[What is needed] Please rewrite the entries below, swapping each occurrence of "dotted-ring" for "dashed-ring" and leaving everything else as it is.

>> Start Data extract

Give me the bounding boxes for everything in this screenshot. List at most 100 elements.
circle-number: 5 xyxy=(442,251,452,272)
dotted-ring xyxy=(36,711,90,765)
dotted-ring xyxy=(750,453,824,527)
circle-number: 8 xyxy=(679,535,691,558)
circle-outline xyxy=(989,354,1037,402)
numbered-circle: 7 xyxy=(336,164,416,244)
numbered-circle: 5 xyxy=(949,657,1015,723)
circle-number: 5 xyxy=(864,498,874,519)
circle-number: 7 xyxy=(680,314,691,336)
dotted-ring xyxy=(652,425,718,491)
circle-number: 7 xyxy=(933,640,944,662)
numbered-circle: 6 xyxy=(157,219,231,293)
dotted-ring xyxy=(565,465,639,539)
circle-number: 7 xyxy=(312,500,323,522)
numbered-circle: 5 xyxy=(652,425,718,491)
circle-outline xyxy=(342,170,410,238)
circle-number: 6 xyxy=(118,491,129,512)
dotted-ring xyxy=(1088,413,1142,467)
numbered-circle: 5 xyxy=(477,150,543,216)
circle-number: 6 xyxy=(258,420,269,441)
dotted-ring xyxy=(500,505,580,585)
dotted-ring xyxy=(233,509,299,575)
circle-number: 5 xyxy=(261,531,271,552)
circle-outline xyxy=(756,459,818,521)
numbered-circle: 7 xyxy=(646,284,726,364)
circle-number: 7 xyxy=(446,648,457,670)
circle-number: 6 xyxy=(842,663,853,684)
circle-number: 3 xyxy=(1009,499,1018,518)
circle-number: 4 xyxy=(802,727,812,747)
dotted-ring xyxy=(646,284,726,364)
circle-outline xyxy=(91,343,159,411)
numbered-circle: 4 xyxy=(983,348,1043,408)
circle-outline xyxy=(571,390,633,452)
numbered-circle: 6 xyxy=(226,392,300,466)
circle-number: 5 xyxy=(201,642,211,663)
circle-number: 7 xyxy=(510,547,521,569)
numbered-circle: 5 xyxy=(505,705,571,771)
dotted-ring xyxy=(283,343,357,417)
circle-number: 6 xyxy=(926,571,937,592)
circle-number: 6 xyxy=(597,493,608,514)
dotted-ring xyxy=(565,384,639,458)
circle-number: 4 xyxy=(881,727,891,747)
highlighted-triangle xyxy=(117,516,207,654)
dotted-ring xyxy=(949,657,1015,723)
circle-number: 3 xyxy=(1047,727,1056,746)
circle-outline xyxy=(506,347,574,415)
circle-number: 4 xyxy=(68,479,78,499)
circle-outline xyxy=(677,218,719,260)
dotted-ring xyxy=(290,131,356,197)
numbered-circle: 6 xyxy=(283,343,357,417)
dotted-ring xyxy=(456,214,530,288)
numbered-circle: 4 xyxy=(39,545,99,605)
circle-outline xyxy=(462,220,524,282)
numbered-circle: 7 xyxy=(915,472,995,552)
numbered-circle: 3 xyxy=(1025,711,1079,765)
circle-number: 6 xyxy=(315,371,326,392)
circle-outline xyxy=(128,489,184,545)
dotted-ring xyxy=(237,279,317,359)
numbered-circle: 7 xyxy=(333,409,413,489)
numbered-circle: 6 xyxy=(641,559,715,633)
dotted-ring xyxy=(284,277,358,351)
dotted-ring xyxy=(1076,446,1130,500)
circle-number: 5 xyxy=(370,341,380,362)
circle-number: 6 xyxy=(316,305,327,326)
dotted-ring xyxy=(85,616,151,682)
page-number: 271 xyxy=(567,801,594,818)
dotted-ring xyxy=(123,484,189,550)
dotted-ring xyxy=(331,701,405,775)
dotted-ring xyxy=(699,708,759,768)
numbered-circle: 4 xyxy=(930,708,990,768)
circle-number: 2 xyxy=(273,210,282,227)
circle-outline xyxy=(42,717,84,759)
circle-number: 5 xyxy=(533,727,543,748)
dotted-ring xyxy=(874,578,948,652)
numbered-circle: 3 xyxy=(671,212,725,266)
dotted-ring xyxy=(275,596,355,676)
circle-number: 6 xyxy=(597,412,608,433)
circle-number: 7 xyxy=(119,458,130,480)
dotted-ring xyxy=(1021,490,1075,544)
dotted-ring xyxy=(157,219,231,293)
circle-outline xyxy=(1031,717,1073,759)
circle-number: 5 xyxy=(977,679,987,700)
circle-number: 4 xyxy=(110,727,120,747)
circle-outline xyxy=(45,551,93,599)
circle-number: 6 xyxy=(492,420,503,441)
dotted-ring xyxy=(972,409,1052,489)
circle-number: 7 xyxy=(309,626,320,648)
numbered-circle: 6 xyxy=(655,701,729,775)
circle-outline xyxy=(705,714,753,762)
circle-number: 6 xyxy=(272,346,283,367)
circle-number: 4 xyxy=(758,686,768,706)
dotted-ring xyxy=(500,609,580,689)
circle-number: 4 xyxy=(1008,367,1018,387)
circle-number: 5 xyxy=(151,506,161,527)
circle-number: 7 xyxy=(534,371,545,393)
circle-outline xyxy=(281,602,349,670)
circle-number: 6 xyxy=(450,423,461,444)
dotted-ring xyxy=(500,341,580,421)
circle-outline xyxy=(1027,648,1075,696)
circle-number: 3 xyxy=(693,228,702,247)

>> End Data extract

[Solved exercise]
Give me the bounding boxes for everything in this screenshot. List at most 100 elements.
circle-number: 5 xyxy=(442,251,452,272)
dashed-ring xyxy=(36,711,90,765)
dashed-ring xyxy=(750,453,824,527)
circle-number: 8 xyxy=(679,535,691,558)
circle-outline xyxy=(989,354,1037,402)
numbered-circle: 7 xyxy=(336,164,416,244)
numbered-circle: 5 xyxy=(949,657,1015,723)
circle-number: 5 xyxy=(864,498,874,519)
circle-number: 7 xyxy=(680,314,691,336)
dashed-ring xyxy=(652,425,718,491)
circle-number: 7 xyxy=(933,640,944,662)
numbered-circle: 6 xyxy=(157,219,231,293)
dashed-ring xyxy=(565,465,639,539)
circle-number: 7 xyxy=(312,500,323,522)
numbered-circle: 5 xyxy=(652,425,718,491)
circle-outline xyxy=(342,170,410,238)
circle-number: 6 xyxy=(118,491,129,512)
dashed-ring xyxy=(1088,413,1142,467)
numbered-circle: 5 xyxy=(477,150,543,216)
circle-number: 6 xyxy=(258,420,269,441)
dashed-ring xyxy=(500,505,580,585)
dashed-ring xyxy=(233,509,299,575)
circle-number: 5 xyxy=(261,531,271,552)
circle-outline xyxy=(756,459,818,521)
numbered-circle: 7 xyxy=(646,284,726,364)
circle-number: 7 xyxy=(446,648,457,670)
circle-number: 6 xyxy=(842,663,853,684)
circle-number: 3 xyxy=(1009,499,1018,518)
circle-number: 4 xyxy=(802,727,812,747)
dashed-ring xyxy=(646,284,726,364)
circle-outline xyxy=(91,343,159,411)
numbered-circle: 4 xyxy=(983,348,1043,408)
circle-outline xyxy=(571,390,633,452)
numbered-circle: 6 xyxy=(226,392,300,466)
circle-number: 5 xyxy=(201,642,211,663)
circle-number: 7 xyxy=(510,547,521,569)
numbered-circle: 5 xyxy=(505,705,571,771)
dashed-ring xyxy=(283,343,357,417)
circle-number: 6 xyxy=(926,571,937,592)
circle-number: 6 xyxy=(597,493,608,514)
dashed-ring xyxy=(565,384,639,458)
circle-number: 4 xyxy=(881,727,891,747)
highlighted-triangle xyxy=(117,516,207,654)
dashed-ring xyxy=(949,657,1015,723)
circle-number: 3 xyxy=(1047,727,1056,746)
circle-outline xyxy=(506,347,574,415)
circle-number: 4 xyxy=(68,479,78,499)
circle-outline xyxy=(677,218,719,260)
dashed-ring xyxy=(290,131,356,197)
numbered-circle: 6 xyxy=(283,343,357,417)
dashed-ring xyxy=(456,214,530,288)
numbered-circle: 4 xyxy=(39,545,99,605)
circle-outline xyxy=(462,220,524,282)
numbered-circle: 7 xyxy=(915,472,995,552)
numbered-circle: 3 xyxy=(1025,711,1079,765)
circle-number: 6 xyxy=(315,371,326,392)
circle-outline xyxy=(128,489,184,545)
dashed-ring xyxy=(237,279,317,359)
numbered-circle: 7 xyxy=(333,409,413,489)
numbered-circle: 6 xyxy=(641,559,715,633)
dashed-ring xyxy=(284,277,358,351)
dashed-ring xyxy=(1076,446,1130,500)
circle-number: 5 xyxy=(370,341,380,362)
circle-number: 6 xyxy=(316,305,327,326)
dashed-ring xyxy=(85,616,151,682)
page-number: 271 xyxy=(567,801,594,818)
dashed-ring xyxy=(123,484,189,550)
dashed-ring xyxy=(331,701,405,775)
dashed-ring xyxy=(699,708,759,768)
numbered-circle: 4 xyxy=(930,708,990,768)
circle-number: 2 xyxy=(273,210,282,227)
circle-outline xyxy=(42,717,84,759)
circle-number: 5 xyxy=(533,727,543,748)
dashed-ring xyxy=(874,578,948,652)
numbered-circle: 3 xyxy=(671,212,725,266)
dashed-ring xyxy=(275,596,355,676)
circle-number: 6 xyxy=(597,412,608,433)
circle-number: 7 xyxy=(119,458,130,480)
dashed-ring xyxy=(1021,490,1075,544)
dashed-ring xyxy=(157,219,231,293)
circle-outline xyxy=(1031,717,1073,759)
circle-number: 5 xyxy=(977,679,987,700)
circle-number: 4 xyxy=(110,727,120,747)
circle-outline xyxy=(45,551,93,599)
circle-number: 6 xyxy=(492,420,503,441)
dashed-ring xyxy=(972,409,1052,489)
circle-number: 7 xyxy=(309,626,320,648)
numbered-circle: 6 xyxy=(655,701,729,775)
circle-outline xyxy=(705,714,753,762)
circle-number: 6 xyxy=(272,346,283,367)
circle-number: 4 xyxy=(758,686,768,706)
dashed-ring xyxy=(500,609,580,689)
circle-number: 4 xyxy=(1008,367,1018,387)
circle-number: 5 xyxy=(151,506,161,527)
circle-number: 7 xyxy=(534,371,545,393)
circle-outline xyxy=(281,602,349,670)
circle-number: 6 xyxy=(450,423,461,444)
dashed-ring xyxy=(500,341,580,421)
circle-outline xyxy=(1027,648,1075,696)
circle-number: 3 xyxy=(693,228,702,247)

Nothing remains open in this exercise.